### Given instruction:
Your task is to give the data again, exactly, with every line intact.
** START Data for this task **
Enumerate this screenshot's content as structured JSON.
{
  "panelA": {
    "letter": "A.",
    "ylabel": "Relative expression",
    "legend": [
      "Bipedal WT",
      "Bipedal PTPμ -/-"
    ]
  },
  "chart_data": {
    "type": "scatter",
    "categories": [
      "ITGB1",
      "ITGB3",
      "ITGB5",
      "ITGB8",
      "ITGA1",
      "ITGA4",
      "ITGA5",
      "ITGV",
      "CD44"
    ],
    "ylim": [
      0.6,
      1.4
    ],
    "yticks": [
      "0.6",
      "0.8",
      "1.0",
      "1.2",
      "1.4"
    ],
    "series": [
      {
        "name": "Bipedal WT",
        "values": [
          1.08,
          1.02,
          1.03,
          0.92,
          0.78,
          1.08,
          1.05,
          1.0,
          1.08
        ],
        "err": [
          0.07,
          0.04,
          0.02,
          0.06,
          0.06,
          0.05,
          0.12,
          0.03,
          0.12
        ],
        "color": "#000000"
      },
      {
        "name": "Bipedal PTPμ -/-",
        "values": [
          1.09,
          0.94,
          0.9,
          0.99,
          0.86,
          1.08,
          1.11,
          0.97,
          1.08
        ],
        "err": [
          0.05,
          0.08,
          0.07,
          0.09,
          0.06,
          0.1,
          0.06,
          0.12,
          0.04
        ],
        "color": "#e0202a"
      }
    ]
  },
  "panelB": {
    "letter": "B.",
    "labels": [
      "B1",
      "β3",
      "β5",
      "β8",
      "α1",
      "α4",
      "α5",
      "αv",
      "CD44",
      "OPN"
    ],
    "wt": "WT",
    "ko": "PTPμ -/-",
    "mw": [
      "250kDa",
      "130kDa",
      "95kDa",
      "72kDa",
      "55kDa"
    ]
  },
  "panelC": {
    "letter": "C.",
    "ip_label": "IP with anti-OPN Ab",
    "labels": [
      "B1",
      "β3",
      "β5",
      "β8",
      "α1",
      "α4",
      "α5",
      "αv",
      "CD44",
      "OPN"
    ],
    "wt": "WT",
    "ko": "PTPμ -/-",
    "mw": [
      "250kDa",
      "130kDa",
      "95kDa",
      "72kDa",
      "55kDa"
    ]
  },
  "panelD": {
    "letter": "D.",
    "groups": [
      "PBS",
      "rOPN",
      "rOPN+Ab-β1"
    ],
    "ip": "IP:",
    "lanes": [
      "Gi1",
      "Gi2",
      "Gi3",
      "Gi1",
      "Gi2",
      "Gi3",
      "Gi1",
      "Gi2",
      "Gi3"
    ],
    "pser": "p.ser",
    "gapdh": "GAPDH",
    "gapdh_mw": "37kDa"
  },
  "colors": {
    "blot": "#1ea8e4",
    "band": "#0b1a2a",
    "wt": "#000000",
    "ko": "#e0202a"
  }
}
** END Data for this task **
### Completed exercise:
Enumerate this screenshot's content as structured JSON.
{
  "panelA": {
    "letter": "A.",
    "ylabel": "Relative expression",
    "legend": [
      "Bipedal WT",
      "Bipedal PTPμ -/-"
    ]
  },
  "chart_data": {
    "type": "scatter",
    "categories": [
      "ITGB1",
      "ITGB3",
      "ITGB5",
      "ITGB8",
      "ITGA1",
      "ITGA4",
      "ITGA5",
      "ITGV",
      "CD44"
    ],
    "ylim": [
      0.6,
      1.4
    ],
    "yticks": [
      "0.6",
      "0.8",
      "1.0",
      "1.2",
      "1.4"
    ],
    "series": [
      {
        "name": "Bipedal WT",
        "values": [
          1.08,
          1.02,
          1.03,
          0.92,
          0.78,
          1.08,
          1.05,
          1.0,
          1.08
        ],
        "err": [
          0.07,
          0.04,
          0.02,
          0.06,
          0.06,
          0.05,
          0.12,
          0.03,
          0.12
        ],
        "color": "#000000"
      },
      {
        "name": "Bipedal PTPμ -/-",
        "values": [
          1.09,
          0.94,
          0.9,
          0.99,
          0.86,
          1.08,
          1.11,
          0.97,
          1.08
        ],
        "err": [
          0.05,
          0.08,
          0.07,
          0.09,
          0.06,
          0.1,
          0.06,
          0.12,
          0.04
        ],
        "color": "#e0202a"
      }
    ]
  },
  "panelB": {
    "letter": "B.",
    "labels": [
      "B1",
      "β3",
      "β5",
      "β8",
      "α1",
      "α4",
      "α5",
      "αv",
      "CD44",
      "OPN"
    ],
    "wt": "WT",
    "ko": "PTPμ -/-",
    "mw": [
      "250kDa",
      "130kDa",
      "95kDa",
      "72kDa",
      "55kDa"
    ]
  },
  "panelC": {
    "letter": "C.",
    "ip_label": "IP with anti-OPN Ab",
    "labels": [
      "B1",
      "β3",
      "β5",
      "β8",
      "α1",
      "α4",
      "α5",
      "αv",
      "CD44",
      "OPN"
    ],
    "wt": "WT",
    "ko": "PTPμ -/-",
    "mw": [
      "250kDa",
      "130kDa",
      "95kDa",
      "72kDa",
      "55kDa"
    ]
  },
  "panelD": {
    "letter": "D.",
    "groups": [
      "PBS",
      "rOPN",
      "rOPN+Ab-β1"
    ],
    "ip": "IP:",
    "lanes": [
      "Gi1",
      "Gi2",
      "Gi3",
      "Gi1",
      "Gi2",
      "Gi3",
      "Gi1",
      "Gi2",
      "Gi3"
    ],
    "pser": "p.ser",
    "gapdh": "GAPDH",
    "gapdh_mw": "37kDa"
  },
  "colors": {
    "blot": "#1ea8e4",
    "band": "#0b1a2a",
    "wt": "#000000",
    "ko": "#e0202a"
  }
}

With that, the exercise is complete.